* BEGIN Extracted records *
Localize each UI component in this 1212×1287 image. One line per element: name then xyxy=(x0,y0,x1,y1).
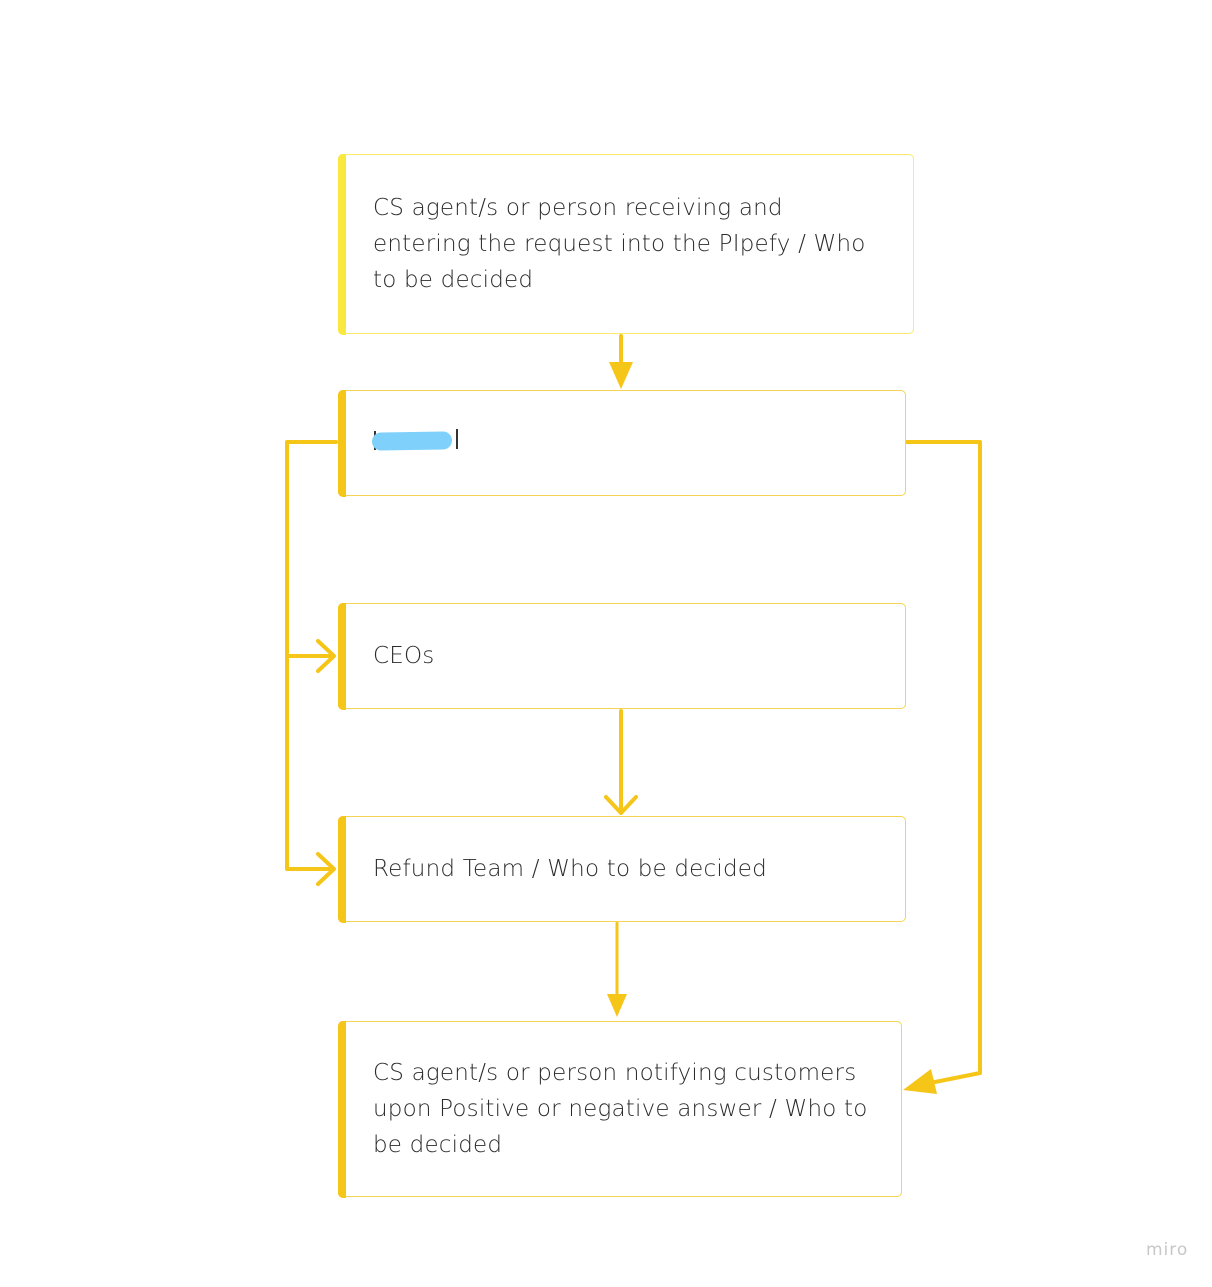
node-label: Refund Team / Who to be decided xyxy=(373,856,767,882)
redaction-mark xyxy=(371,431,453,451)
node-accent-bar xyxy=(337,602,346,710)
arrowhead-filled xyxy=(609,362,633,389)
node-label: CS agent/s or person notifying customers… xyxy=(373,1060,868,1158)
miro-watermark: miro xyxy=(1146,1240,1189,1260)
node-accent-bar xyxy=(337,389,346,497)
node-label: CEOs xyxy=(373,643,435,669)
node-ceos[interactable]: CEOs xyxy=(337,602,906,710)
edge-redacted-to-refund xyxy=(285,654,334,871)
redacted-text-fragment xyxy=(456,429,458,449)
node-accent-bar xyxy=(337,1020,346,1198)
arrowhead-filled xyxy=(607,994,627,1017)
edge-redacted-to-ceos xyxy=(285,440,338,658)
node-accent-bar xyxy=(337,815,346,923)
node-receive-request[interactable]: CS agent/s or person receiving and enter… xyxy=(337,153,914,335)
arrowhead-filled xyxy=(903,1069,937,1094)
node-notify-customers[interactable]: CS agent/s or person notifying customers… xyxy=(337,1020,902,1198)
node-accent-bar xyxy=(337,153,346,335)
edge-redacted-to-notify xyxy=(905,440,982,1085)
node-refund-team[interactable]: Refund Team / Who to be decided xyxy=(337,815,906,923)
node-label: CS agent/s or person receiving and enter… xyxy=(373,195,866,293)
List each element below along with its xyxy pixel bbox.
* END Extracted records *
**Given request:** Lay out the data from the line with "node-label: Refund Team" to the line with "node-receive-request[interactable]: CS agent/s", both ends included, as a Markdown table with columns Row and Line. Number the rows and leave out any blank lines.

**Answer to the exercise:**
| Row | Line |
|---|---|
| 1 | node-label: Refund Team / Who to be decided xyxy=(373,856,767,882) |
| 2 | redaction-mark xyxy=(371,431,453,451) |
| 3 | node-accent-bar xyxy=(337,602,346,710) |
| 4 | arrowhead-filled xyxy=(609,362,633,389) |
| 5 | node-label: CS agent/s or person notifying customers… xyxy=(373,1060,868,1158) |
| 6 | miro-watermark: miro xyxy=(1146,1240,1189,1260) |
| 7 | node-accent-bar xyxy=(337,389,346,497) |
| 8 | node-label: CEOs xyxy=(373,643,435,669) |
| 9 | node-ceos[interactable]: CEOs xyxy=(337,602,906,710) |
| 10 | edge-redacted-to-refund xyxy=(285,654,334,871) |
| 11 | redacted-text-fragment xyxy=(456,429,458,449) |
| 12 | node-accent-bar xyxy=(337,1020,346,1198) |
| 13 | arrowhead-filled xyxy=(607,994,627,1017) |
| 14 | edge-redacted-to-ceos xyxy=(285,440,338,658) |
| 15 | node-accent-bar xyxy=(337,815,346,923) |
| 16 | node-receive-request[interactable]: CS agent/s or person receiving and enter… xyxy=(337,153,914,335) |